Task details =
Return the full listing exactly as it is written.

Task data =
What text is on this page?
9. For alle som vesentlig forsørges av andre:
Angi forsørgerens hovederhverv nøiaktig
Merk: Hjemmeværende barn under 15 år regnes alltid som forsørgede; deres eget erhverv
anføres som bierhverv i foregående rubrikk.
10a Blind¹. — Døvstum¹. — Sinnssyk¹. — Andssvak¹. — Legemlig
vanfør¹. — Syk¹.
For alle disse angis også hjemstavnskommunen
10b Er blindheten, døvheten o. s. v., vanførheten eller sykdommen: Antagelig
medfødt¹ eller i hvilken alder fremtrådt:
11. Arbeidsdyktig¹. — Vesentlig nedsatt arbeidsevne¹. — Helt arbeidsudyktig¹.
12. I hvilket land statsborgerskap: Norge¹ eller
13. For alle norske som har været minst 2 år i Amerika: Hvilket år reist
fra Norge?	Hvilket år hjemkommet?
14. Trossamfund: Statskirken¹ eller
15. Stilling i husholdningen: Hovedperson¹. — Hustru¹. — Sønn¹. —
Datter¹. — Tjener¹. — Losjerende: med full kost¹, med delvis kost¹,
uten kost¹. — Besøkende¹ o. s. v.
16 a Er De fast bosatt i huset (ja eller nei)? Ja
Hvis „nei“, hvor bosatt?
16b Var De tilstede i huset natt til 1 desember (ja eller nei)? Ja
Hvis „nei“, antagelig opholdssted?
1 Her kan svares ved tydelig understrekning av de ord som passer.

Written response =
What text is on this page?
9. For alle som vesentlig forsørges av andre:
Angi forsørgerens hovederhverv nøiaktig
Merk: Hjemmeværende barn under 15 år regnes alltid som forsørgede; deres eget erhverv
anføres som bierhverv i foregående rubrikk.
10a Blind¹. — Døvstum¹. — Sinnssyk¹. — Andssvak¹. — Legemlig
vanfør¹. — Syk¹.
For alle disse angis også hjemstavnskommunen
10b Er blindheten, døvheten o. s. v., vanførheten eller sykdommen: Antagelig
medfødt¹ eller i hvilken alder fremtrådt:
11. Arbeidsdyktig¹. — Vesentlig nedsatt arbeidsevne¹. — Helt arbeidsudyktig¹.
12. I hvilket land statsborgerskap: Norge¹ eller
13. For alle norske som har været minst 2 år i Amerika: Hvilket år reist
fra Norge?	Hvilket år hjemkommet?
14. Trossamfund: Statskirken¹ eller
15. Stilling i husholdningen: Hovedperson¹. — Hustru¹. — Sønn¹. —
Datter¹. — Tjener¹. — Losjerende: med full kost¹, med delvis kost¹,
uten kost¹. — Besøkende¹ o. s. v.
16 a Er De fast bosatt i huset (ja eller nei)? Ja
Hvis „nei“, hvor bosatt?
16b Var De tilstede i huset natt til 1 desember (ja eller nei)? Ja
Hvis „nei“, antagelig opholdssted?
1 Her kan svares ved tydelig understrekning av de ord som passer.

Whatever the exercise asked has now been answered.